─── DATA ENTRIES

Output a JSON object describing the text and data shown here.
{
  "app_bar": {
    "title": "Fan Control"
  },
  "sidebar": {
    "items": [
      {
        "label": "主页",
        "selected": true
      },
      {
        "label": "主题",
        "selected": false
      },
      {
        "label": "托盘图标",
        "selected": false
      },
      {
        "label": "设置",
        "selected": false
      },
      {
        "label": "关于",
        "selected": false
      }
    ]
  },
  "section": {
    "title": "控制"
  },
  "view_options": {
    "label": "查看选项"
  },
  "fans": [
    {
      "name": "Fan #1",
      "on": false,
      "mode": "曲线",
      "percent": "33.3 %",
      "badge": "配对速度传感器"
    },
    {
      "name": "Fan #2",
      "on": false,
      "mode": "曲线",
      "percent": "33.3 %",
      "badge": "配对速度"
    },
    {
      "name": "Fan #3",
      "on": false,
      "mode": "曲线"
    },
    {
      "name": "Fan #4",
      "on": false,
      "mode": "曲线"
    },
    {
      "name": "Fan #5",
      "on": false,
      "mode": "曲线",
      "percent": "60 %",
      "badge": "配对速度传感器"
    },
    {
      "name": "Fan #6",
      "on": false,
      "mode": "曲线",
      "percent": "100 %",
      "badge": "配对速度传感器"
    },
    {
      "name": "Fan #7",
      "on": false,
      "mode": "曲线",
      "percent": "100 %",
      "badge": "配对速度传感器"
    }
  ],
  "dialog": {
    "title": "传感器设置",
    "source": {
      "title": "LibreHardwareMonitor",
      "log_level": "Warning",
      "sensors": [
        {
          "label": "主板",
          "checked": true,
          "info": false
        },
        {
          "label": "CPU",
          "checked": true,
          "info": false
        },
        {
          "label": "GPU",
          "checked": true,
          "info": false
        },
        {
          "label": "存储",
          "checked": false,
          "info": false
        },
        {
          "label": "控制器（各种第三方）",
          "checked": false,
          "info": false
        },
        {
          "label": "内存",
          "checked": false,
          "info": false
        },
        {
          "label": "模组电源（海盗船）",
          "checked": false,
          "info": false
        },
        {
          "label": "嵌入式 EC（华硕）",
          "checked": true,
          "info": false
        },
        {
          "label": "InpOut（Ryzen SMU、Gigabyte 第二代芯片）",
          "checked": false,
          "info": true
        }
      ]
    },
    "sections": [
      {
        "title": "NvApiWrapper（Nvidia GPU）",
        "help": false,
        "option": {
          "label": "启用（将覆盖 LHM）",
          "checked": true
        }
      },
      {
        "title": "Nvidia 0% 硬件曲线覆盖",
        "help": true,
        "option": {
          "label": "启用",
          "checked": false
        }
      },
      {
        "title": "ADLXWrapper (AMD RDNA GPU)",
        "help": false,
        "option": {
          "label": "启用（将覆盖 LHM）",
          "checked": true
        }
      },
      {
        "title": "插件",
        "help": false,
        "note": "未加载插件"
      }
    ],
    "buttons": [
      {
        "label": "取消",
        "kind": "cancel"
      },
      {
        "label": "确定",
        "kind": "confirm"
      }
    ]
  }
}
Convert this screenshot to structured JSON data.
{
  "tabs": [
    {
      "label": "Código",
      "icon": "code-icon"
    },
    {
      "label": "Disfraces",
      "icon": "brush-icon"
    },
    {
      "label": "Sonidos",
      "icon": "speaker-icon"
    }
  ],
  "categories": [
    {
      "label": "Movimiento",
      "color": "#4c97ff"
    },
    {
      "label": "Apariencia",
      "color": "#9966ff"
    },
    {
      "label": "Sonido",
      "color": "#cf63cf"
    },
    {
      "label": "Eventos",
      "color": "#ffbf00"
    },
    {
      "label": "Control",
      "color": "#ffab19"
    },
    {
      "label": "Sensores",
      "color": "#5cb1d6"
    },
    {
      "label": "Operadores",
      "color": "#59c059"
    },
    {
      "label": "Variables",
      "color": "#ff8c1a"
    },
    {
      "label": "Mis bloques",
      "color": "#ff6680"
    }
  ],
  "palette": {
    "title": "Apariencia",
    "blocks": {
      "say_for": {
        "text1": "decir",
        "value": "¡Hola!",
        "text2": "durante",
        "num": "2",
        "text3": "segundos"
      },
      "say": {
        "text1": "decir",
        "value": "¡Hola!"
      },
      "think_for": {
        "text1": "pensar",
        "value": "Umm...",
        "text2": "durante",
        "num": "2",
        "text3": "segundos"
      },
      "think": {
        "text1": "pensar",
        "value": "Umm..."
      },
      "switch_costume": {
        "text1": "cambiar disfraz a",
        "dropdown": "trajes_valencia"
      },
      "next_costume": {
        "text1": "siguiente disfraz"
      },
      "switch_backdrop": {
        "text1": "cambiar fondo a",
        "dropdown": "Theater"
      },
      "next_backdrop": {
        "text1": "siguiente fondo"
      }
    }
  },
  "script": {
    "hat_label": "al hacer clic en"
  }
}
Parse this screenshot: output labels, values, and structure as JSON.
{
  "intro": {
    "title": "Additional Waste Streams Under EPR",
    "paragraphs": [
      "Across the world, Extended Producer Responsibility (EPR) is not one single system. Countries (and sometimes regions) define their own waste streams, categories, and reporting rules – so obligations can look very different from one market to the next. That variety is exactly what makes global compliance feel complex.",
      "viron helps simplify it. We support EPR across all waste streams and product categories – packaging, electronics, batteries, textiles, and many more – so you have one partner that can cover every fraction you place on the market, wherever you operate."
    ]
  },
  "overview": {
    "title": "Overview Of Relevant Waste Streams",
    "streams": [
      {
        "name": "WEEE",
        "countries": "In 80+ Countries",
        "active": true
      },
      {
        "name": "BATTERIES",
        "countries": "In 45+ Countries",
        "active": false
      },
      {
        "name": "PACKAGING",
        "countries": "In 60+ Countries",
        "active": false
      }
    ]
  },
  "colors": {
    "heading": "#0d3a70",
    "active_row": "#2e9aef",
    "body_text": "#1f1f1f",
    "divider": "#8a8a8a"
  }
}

──────

→ **GOAL**
Print the listing above in full, exactly as it is.

→ **RESULT OF THIS EXERCISE**
Output a JSON object describing the text and data shown here.
{
  "app_bar": {
    "title": "Fan Control"
  },
  "sidebar": {
    "items": [
      {
        "label": "主页",
        "selected": true
      },
      {
        "label": "主题",
        "selected": false
      },
      {
        "label": "托盘图标",
        "selected": false
      },
      {
        "label": "设置",
        "selected": false
      },
      {
        "label": "关于",
        "selected": false
      }
    ]
  },
  "section": {
    "title": "控制"
  },
  "view_options": {
    "label": "查看选项"
  },
  "fans": [
    {
      "name": "Fan #1",
      "on": false,
      "mode": "曲线",
      "percent": "33.3 %",
      "badge": "配对速度传感器"
    },
    {
      "name": "Fan #2",
      "on": false,
      "mode": "曲线",
      "percent": "33.3 %",
      "badge": "配对速度"
    },
    {
      "name": "Fan #3",
      "on": false,
      "mode": "曲线"
    },
    {
      "name": "Fan #4",
      "on": false,
      "mode": "曲线"
    },
    {
      "name": "Fan #5",
      "on": false,
      "mode": "曲线",
      "percent": "60 %",
      "badge": "配对速度传感器"
    },
    {
      "name": "Fan #6",
      "on": false,
      "mode": "曲线",
      "percent": "100 %",
      "badge": "配对速度传感器"
    },
    {
      "name": "Fan #7",
      "on": false,
      "mode": "曲线",
      "percent": "100 %",
      "badge": "配对速度传感器"
    }
  ],
  "dialog": {
    "title": "传感器设置",
    "source": {
      "title": "LibreHardwareMonitor",
      "log_level": "Warning",
      "sensors": [
        {
          "label": "主板",
          "checked": true,
          "info": false
        },
        {
          "label": "CPU",
          "checked": true,
          "info": false
        },
        {
          "label": "GPU",
          "checked": true,
          "info": false
        },
        {
          "label": "存储",
          "checked": false,
          "info": false
        },
        {
          "label": "控制器（各种第三方）",
          "checked": false,
          "info": false
        },
        {
          "label": "内存",
          "checked": false,
          "info": false
        },
        {
          "label": "模组电源（海盗船）",
          "checked": false,
          "info": false
        },
        {
          "label": "嵌入式 EC（华硕）",
          "checked": true,
          "info": false
        },
        {
          "label": "InpOut（Ryzen SMU、Gigabyte 第二代芯片）",
          "checked": false,
          "info": true
        }
      ]
    },
    "sections": [
      {
        "title": "NvApiWrapper（Nvidia GPU）",
        "help": false,
        "option": {
          "label": "启用（将覆盖 LHM）",
          "checked": true
        }
      },
      {
        "title": "Nvidia 0% 硬件曲线覆盖",
        "help": true,
        "option": {
          "label": "启用",
          "checked": false
        }
      },
      {
        "title": "ADLXWrapper (AMD RDNA GPU)",
        "help": false,
        "option": {
          "label": "启用（将覆盖 LHM）",
          "checked": true
        }
      },
      {
        "title": "插件",
        "help": false,
        "note": "未加载插件"
      }
    ],
    "buttons": [
      {
        "label": "取消",
        "kind": "cancel"
      },
      {
        "label": "确定",
        "kind": "confirm"
      }
    ]
  }
}
Convert this screenshot to structured JSON data.
{
  "tabs": [
    {
      "label": "Código",
      "icon": "code-icon"
    },
    {
      "label": "Disfraces",
      "icon": "brush-icon"
    },
    {
      "label": "Sonidos",
      "icon": "speaker-icon"
    }
  ],
  "categories": [
    {
      "label": "Movimiento",
      "color": "#4c97ff"
    },
    {
      "label": "Apariencia",
      "color": "#9966ff"
    },
    {
      "label": "Sonido",
      "color": "#cf63cf"
    },
    {
      "label": "Eventos",
      "color": "#ffbf00"
    },
    {
      "label": "Control",
      "color": "#ffab19"
    },
    {
      "label": "Sensores",
      "color": "#5cb1d6"
    },
    {
      "label": "Operadores",
      "color": "#59c059"
    },
    {
      "label": "Variables",
      "color": "#ff8c1a"
    },
    {
      "label": "Mis bloques",
      "color": "#ff6680"
    }
  ],
  "palette": {
    "title": "Apariencia",
    "blocks": {
      "say_for": {
        "text1": "decir",
        "value": "¡Hola!",
        "text2": "durante",
        "num": "2",
        "text3": "segundos"
      },
      "say": {
        "text1": "decir",
        "value": "¡Hola!"
      },
      "think_for": {
        "text1": "pensar",
        "value": "Umm...",
        "text2": "durante",
        "num": "2",
        "text3": "segundos"
      },
      "think": {
        "text1": "pensar",
        "value": "Umm..."
      },
      "switch_costume": {
        "text1": "cambiar disfraz a",
        "dropdown": "trajes_valencia"
      },
      "next_costume": {
        "text1": "siguiente disfraz"
      },
      "switch_backdrop": {
        "text1": "cambiar fondo a",
        "dropdown": "Theater"
      },
      "next_backdrop": {
        "text1": "siguiente fondo"
      }
    }
  },
  "script": {
    "hat_label": "al hacer clic en"
  }
}
Parse this screenshot: output labels, values, and structure as JSON.
{
  "intro": {
    "title": "Additional Waste Streams Under EPR",
    "paragraphs": [
      "Across the world, Extended Producer Responsibility (EPR) is not one single system. Countries (and sometimes regions) define their own waste streams, categories, and reporting rules – so obligations can look very different from one market to the next. That variety is exactly what makes global compliance feel complex.",
      "viron helps simplify it. We support EPR across all waste streams and product categories – packaging, electronics, batteries, textiles, and many more – so you have one partner that can cover every fraction you place on the market, wherever you operate."
    ]
  },
  "overview": {
    "title": "Overview Of Relevant Waste Streams",
    "streams": [
      {
        "name": "WEEE",
        "countries": "In 80+ Countries",
        "active": true
      },
      {
        "name": "BATTERIES",
        "countries": "In 45+ Countries",
        "active": false
      },
      {
        "name": "PACKAGING",
        "countries": "In 60+ Countries",
        "active": false
      }
    ]
  },
  "colors": {
    "heading": "#0d3a70",
    "active_row": "#2e9aef",
    "body_text": "#1f1f1f",
    "divider": "#8a8a8a"
  }
}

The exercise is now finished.